Below are the records. Gather each line that holds "scope".

Raw records
^^^^^^^^^^^^^^^^
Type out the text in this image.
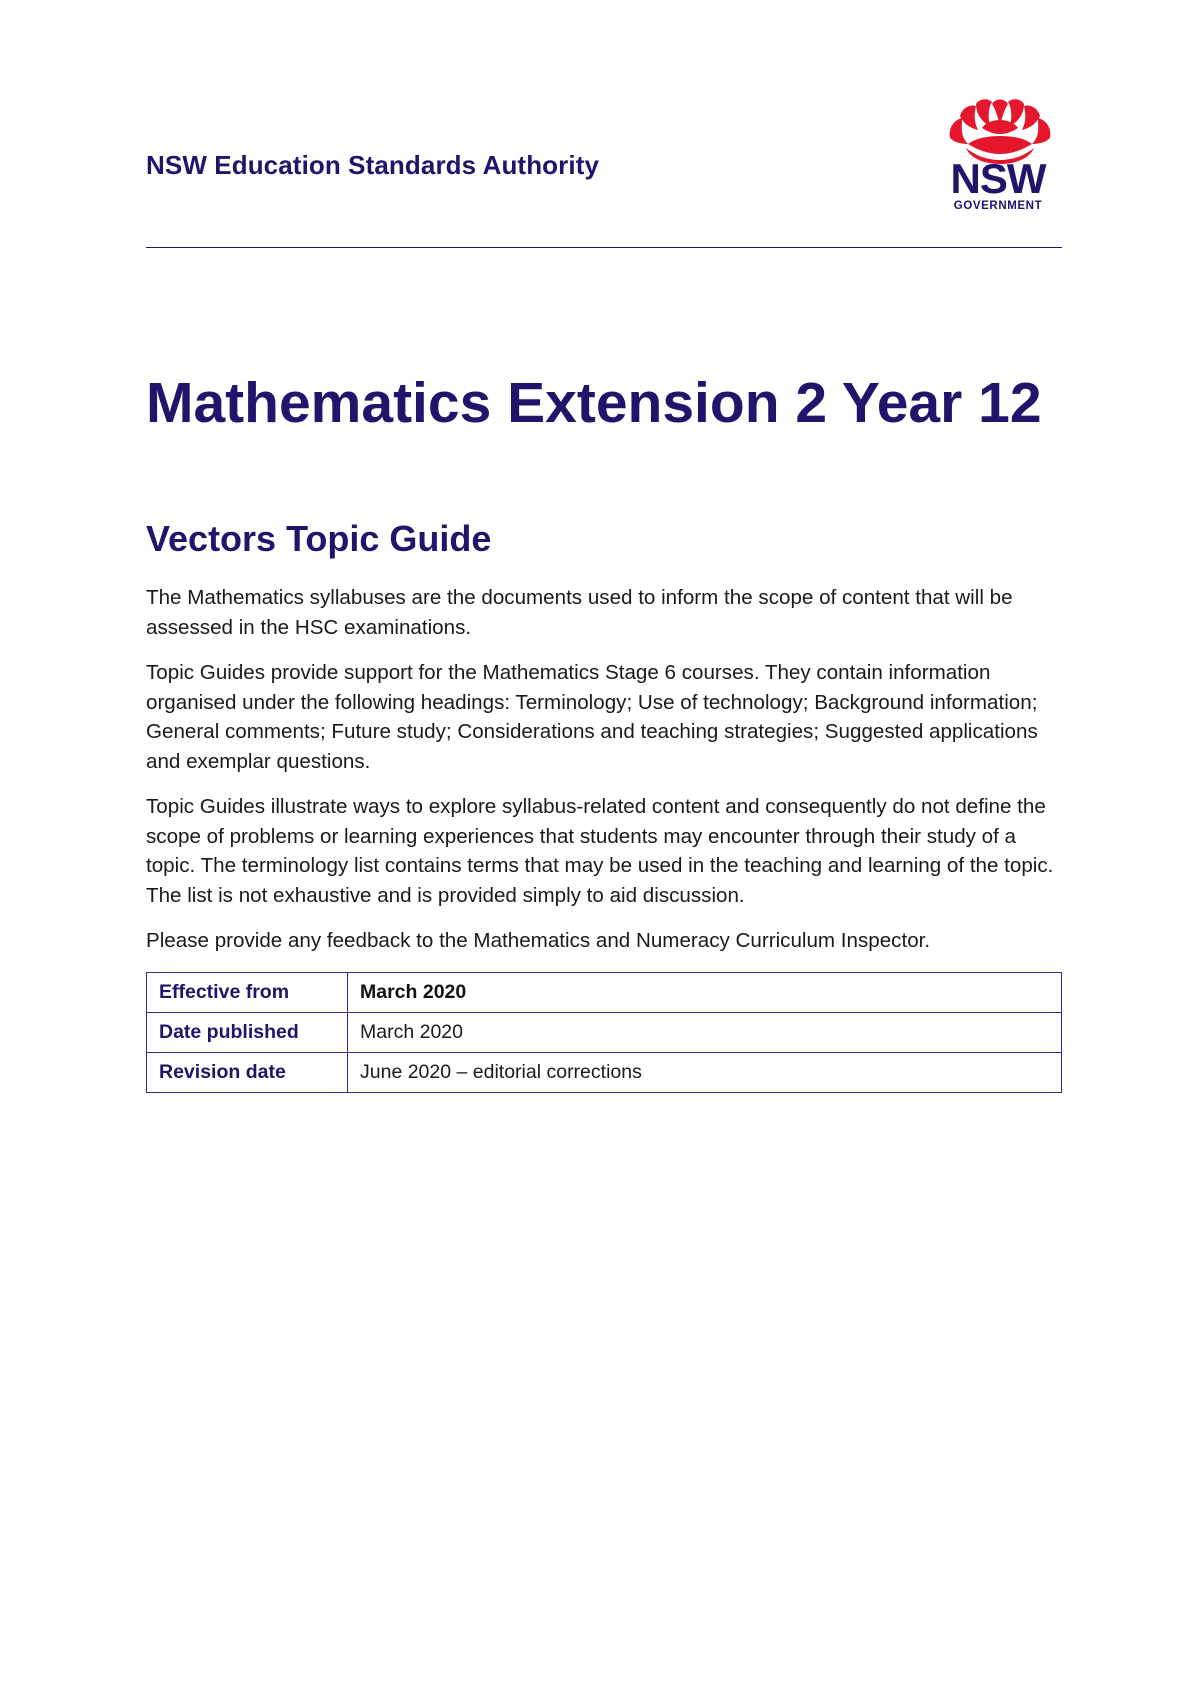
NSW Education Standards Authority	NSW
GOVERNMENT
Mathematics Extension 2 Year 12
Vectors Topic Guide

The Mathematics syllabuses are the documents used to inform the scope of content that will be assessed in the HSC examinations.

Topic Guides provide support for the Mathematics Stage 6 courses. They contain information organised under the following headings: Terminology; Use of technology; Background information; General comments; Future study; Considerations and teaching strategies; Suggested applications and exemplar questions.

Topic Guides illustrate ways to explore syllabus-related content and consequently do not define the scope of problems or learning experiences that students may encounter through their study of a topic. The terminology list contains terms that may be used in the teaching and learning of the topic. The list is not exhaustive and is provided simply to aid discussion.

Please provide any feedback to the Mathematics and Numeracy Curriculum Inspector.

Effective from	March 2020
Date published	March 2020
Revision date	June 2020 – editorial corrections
^^^^^^^^^^^^^^^^
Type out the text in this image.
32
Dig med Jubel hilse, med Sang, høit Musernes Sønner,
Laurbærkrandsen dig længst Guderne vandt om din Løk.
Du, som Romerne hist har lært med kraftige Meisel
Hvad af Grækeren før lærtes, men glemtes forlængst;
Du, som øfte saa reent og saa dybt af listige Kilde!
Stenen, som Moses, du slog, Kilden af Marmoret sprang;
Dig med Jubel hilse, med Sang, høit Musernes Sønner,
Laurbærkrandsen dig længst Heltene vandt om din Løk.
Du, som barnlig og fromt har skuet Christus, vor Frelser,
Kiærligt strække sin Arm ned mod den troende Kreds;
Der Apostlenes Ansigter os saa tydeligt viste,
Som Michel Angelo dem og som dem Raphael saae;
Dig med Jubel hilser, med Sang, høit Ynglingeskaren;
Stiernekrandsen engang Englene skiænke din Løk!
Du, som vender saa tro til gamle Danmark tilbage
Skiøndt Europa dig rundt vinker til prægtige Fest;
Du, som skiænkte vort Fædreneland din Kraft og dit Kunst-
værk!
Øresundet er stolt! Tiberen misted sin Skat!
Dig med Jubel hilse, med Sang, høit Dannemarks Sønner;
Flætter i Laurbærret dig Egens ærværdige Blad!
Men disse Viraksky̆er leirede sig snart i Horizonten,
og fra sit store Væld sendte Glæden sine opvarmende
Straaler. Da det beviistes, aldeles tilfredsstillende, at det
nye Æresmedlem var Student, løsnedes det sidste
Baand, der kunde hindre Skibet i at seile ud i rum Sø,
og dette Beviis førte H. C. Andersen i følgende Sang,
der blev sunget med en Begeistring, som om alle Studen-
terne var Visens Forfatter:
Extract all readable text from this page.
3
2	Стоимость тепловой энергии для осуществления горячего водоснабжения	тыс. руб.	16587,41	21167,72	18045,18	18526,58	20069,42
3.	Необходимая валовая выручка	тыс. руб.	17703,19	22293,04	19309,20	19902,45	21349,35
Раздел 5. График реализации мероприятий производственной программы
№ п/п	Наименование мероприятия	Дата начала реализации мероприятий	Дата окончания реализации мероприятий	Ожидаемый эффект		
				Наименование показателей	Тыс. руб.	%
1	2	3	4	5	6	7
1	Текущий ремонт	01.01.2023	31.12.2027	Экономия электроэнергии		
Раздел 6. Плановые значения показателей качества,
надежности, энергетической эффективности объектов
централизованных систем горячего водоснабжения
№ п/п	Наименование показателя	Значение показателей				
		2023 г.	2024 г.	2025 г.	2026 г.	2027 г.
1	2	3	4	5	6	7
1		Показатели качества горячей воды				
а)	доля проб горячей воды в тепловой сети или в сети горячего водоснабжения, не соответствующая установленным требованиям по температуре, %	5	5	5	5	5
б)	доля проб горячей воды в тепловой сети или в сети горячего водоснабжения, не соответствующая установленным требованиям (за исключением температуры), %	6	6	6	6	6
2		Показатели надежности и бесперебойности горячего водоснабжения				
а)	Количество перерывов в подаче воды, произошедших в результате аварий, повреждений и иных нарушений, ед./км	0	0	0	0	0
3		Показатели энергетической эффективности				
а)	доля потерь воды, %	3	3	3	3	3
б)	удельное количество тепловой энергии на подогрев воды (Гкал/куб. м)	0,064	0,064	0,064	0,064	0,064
^^^^^^^^^^^^^^^^
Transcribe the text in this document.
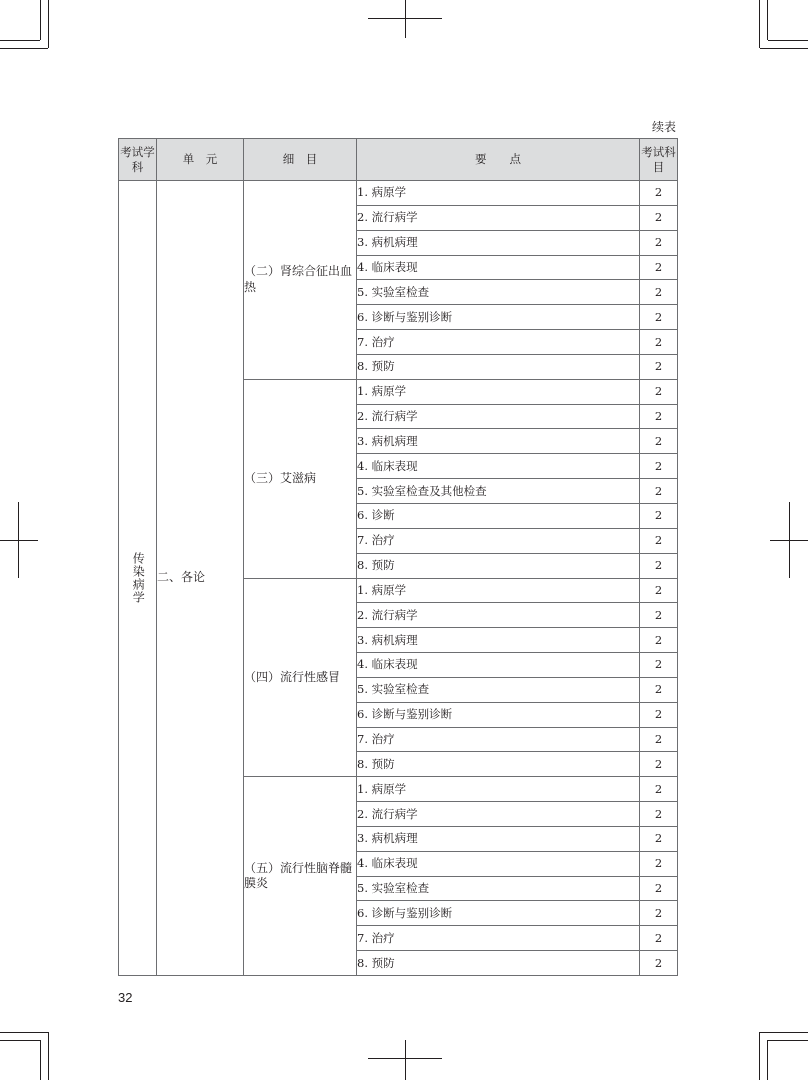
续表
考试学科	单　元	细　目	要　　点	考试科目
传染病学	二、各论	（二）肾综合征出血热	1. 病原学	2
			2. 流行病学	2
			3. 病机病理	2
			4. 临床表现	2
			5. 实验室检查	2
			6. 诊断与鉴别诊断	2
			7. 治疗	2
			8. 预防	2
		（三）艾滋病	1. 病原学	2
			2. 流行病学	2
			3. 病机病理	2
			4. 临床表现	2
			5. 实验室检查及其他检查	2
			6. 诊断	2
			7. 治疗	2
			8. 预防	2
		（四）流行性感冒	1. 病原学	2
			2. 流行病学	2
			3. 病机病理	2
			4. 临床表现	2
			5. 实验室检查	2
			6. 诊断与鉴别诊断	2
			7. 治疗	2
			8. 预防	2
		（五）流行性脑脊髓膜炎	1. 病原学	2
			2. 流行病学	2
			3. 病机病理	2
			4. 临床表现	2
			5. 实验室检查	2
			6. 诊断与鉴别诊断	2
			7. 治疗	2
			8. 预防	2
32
^^^^^^^^^^^^^^^^
◆ Result below ◆
The Mathematics syllabuses are the documents used to inform the scope of content that will be assessed in the HSC examinations.
Topic Guides illustrate ways to explore syllabus-related content and consequently do not define the scope of problems or learning experiences that students may encounter through their study of a topic. The terminology list contains terms that may be used in the teaching and learning of the topic. The list is not exhaustive and is provided simply to aid discussion.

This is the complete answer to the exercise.